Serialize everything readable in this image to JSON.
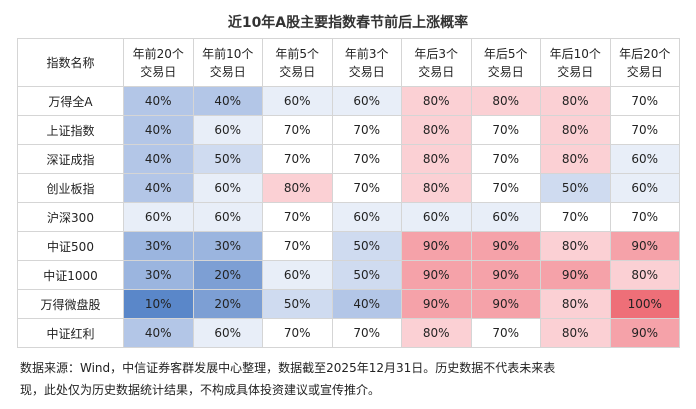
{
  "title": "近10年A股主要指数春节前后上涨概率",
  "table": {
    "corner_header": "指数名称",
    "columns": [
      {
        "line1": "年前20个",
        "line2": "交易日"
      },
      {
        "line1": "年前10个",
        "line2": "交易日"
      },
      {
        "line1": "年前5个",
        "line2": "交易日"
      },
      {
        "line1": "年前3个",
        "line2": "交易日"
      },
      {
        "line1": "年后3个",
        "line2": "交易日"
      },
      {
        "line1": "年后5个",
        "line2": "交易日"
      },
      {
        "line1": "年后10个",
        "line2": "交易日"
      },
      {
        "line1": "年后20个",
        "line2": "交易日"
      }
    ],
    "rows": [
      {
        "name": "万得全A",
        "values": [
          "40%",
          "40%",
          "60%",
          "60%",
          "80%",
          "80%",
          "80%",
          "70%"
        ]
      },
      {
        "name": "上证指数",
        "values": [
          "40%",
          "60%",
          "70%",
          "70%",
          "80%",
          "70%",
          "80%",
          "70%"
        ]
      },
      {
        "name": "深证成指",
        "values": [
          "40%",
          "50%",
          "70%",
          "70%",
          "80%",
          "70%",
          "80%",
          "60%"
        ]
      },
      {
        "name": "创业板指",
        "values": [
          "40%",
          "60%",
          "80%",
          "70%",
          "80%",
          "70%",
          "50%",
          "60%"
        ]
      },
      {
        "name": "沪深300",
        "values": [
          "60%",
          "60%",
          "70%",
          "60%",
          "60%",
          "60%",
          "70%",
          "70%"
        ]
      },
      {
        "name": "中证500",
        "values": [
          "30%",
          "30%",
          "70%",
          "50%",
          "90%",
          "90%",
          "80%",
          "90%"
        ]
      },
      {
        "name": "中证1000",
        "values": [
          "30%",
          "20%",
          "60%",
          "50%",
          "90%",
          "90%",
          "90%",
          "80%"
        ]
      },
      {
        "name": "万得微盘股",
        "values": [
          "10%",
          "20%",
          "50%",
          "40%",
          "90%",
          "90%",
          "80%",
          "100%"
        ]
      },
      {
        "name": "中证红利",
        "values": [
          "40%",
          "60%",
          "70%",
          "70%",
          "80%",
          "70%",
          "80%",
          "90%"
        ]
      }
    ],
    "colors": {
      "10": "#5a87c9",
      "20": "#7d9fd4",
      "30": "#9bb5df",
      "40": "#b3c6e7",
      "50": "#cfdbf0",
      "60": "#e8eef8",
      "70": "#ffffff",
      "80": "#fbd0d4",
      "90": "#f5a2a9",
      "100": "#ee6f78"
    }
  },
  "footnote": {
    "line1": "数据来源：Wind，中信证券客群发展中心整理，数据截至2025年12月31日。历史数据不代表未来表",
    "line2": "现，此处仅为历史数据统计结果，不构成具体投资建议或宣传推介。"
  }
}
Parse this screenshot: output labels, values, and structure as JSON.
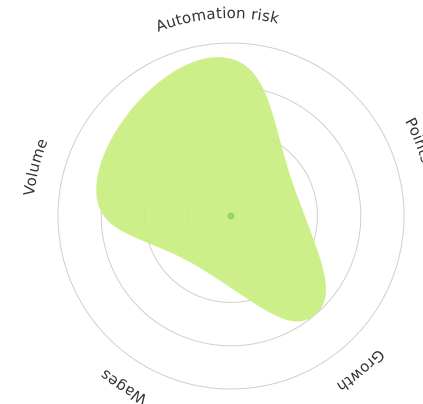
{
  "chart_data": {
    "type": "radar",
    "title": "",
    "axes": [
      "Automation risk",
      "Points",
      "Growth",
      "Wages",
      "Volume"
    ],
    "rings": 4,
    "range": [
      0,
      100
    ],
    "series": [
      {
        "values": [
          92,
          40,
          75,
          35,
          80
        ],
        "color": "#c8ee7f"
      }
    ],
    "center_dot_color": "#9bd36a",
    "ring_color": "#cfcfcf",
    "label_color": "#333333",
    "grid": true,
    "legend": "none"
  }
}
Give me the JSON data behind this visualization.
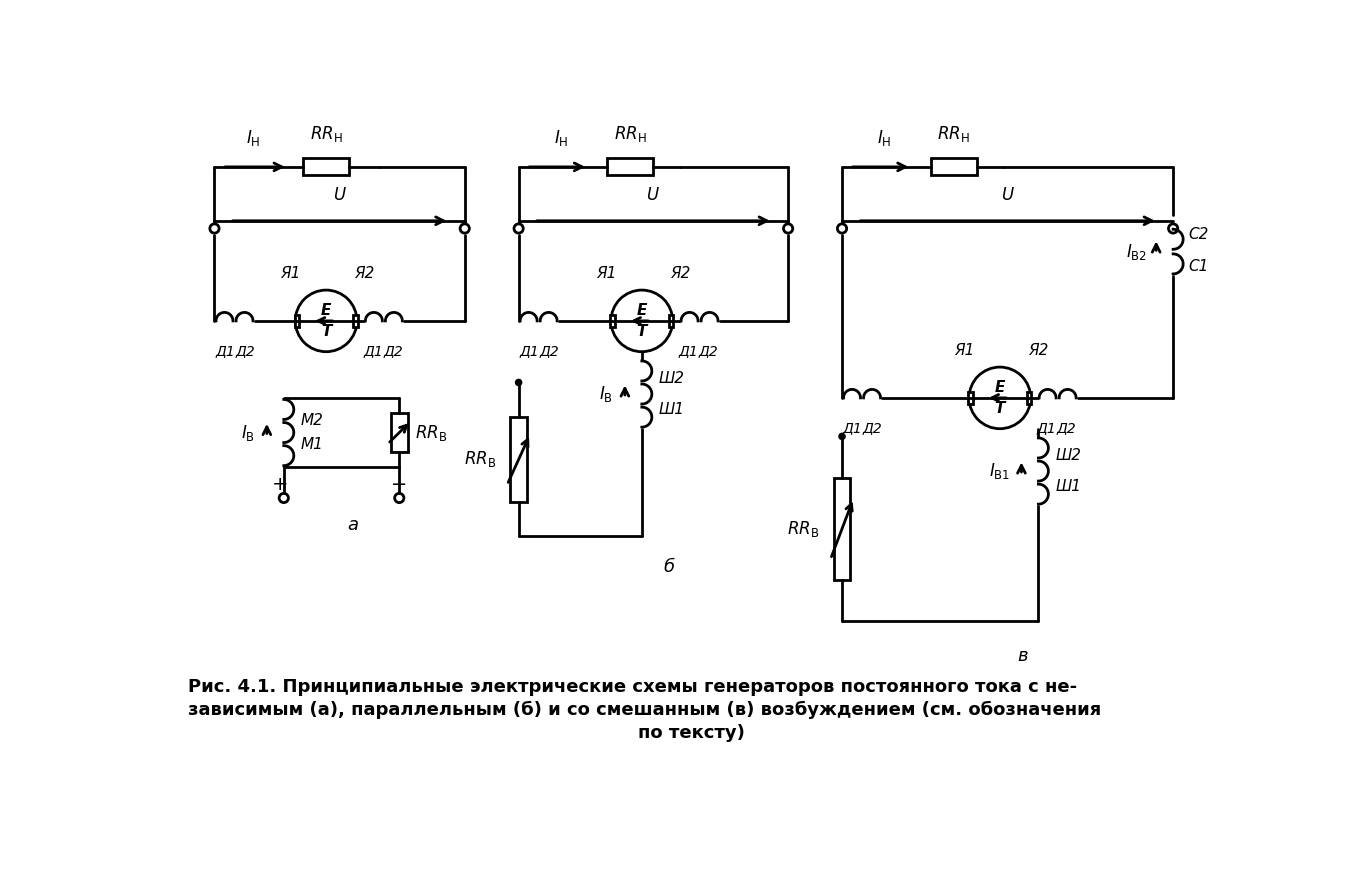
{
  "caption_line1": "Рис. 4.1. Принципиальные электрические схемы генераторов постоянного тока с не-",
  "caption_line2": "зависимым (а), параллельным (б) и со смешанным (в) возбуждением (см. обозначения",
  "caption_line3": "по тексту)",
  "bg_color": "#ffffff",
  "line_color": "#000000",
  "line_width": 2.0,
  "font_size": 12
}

------------

» YOUR OBJECTIVE
Omit the pictures and write out exactly the lines from the one containing "Give me the" through the last line of the material.

» WRITTEN ANSWER
Give me the JSON data behind this visualization.
{
  "caption_line1": "Рис. 4.1. Принципиальные электрические схемы генераторов постоянного тока с не-",
  "caption_line2": "зависимым (а), параллельным (б) и со смешанным (в) возбуждением (см. обозначения",
  "caption_line3": "по тексту)",
  "bg_color": "#ffffff",
  "line_color": "#000000",
  "line_width": 2.0,
  "font_size": 12
}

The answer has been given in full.